[start]
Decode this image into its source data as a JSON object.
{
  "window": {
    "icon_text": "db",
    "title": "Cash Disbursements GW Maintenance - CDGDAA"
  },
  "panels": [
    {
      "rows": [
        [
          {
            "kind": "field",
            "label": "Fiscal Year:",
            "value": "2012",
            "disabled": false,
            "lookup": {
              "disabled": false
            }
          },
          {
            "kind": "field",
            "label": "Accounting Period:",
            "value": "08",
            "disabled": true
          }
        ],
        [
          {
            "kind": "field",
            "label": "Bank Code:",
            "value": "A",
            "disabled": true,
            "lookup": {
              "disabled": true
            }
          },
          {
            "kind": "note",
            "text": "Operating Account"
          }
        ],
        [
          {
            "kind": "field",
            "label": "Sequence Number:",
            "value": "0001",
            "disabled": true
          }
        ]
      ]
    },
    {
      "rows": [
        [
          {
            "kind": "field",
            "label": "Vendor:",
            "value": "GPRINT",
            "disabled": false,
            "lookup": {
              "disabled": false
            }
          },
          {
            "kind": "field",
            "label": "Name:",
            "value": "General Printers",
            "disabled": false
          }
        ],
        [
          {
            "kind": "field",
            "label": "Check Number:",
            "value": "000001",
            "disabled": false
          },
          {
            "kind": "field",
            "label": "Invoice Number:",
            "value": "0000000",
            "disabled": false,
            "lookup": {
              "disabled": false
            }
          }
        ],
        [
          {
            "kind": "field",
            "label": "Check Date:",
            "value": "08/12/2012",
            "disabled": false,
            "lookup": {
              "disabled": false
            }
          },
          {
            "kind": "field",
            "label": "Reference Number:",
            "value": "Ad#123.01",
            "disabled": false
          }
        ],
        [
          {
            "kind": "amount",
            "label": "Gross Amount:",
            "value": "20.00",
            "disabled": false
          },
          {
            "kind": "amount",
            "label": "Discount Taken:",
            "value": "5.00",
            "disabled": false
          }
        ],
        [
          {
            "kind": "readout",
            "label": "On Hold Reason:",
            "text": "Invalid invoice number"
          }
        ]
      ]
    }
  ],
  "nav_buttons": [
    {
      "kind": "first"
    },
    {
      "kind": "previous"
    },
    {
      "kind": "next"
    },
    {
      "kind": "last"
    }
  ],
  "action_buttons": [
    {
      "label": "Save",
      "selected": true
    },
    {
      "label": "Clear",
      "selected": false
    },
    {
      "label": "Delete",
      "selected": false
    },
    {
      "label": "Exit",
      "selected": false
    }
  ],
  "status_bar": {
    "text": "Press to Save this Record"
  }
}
[end]
→ **Exercise prompt**: Without changing a word, restate the whole listing.

→ **Solution for this task**:
Decode this image into its source data as a JSON object.
{
  "window": {
    "icon_text": "db",
    "title": "Cash Disbursements GW Maintenance - CDGDAA"
  },
  "panels": [
    {
      "rows": [
        [
          {
            "kind": "field",
            "label": "Fiscal Year:",
            "value": "2012",
            "disabled": false,
            "lookup": {
              "disabled": false
            }
          },
          {
            "kind": "field",
            "label": "Accounting Period:",
            "value": "08",
            "disabled": true
          }
        ],
        [
          {
            "kind": "field",
            "label": "Bank Code:",
            "value": "A",
            "disabled": true,
            "lookup": {
              "disabled": true
            }
          },
          {
            "kind": "note",
            "text": "Operating Account"
          }
        ],
        [
          {
            "kind": "field",
            "label": "Sequence Number:",
            "value": "0001",
            "disabled": true
          }
        ]
      ]
    },
    {
      "rows": [
        [
          {
            "kind": "field",
            "label": "Vendor:",
            "value": "GPRINT",
            "disabled": false,
            "lookup": {
              "disabled": false
            }
          },
          {
            "kind": "field",
            "label": "Name:",
            "value": "General Printers",
            "disabled": false
          }
        ],
        [
          {
            "kind": "field",
            "label": "Check Number:",
            "value": "000001",
            "disabled": false
          },
          {
            "kind": "field",
            "label": "Invoice Number:",
            "value": "0000000",
            "disabled": false,
            "lookup": {
              "disabled": false
            }
          }
        ],
        [
          {
            "kind": "field",
            "label": "Check Date:",
            "value": "08/12/2012",
            "disabled": false,
            "lookup": {
              "disabled": false
            }
          },
          {
            "kind": "field",
            "label": "Reference Number:",
            "value": "Ad#123.01",
            "disabled": false
          }
        ],
        [
          {
            "kind": "amount",
            "label": "Gross Amount:",
            "value": "20.00",
            "disabled": false
          },
          {
            "kind": "amount",
            "label": "Discount Taken:",
            "value": "5.00",
            "disabled": false
          }
        ],
        [
          {
            "kind": "readout",
            "label": "On Hold Reason:",
            "text": "Invalid invoice number"
          }
        ]
      ]
    }
  ],
  "nav_buttons": [
    {
      "kind": "first"
    },
    {
      "kind": "previous"
    },
    {
      "kind": "next"
    },
    {
      "kind": "last"
    }
  ],
  "action_buttons": [
    {
      "label": "Save",
      "selected": true
    },
    {
      "label": "Clear",
      "selected": false
    },
    {
      "label": "Delete",
      "selected": false
    },
    {
      "label": "Exit",
      "selected": false
    }
  ],
  "status_bar": {
    "text": "Press to Save this Record"
  }
}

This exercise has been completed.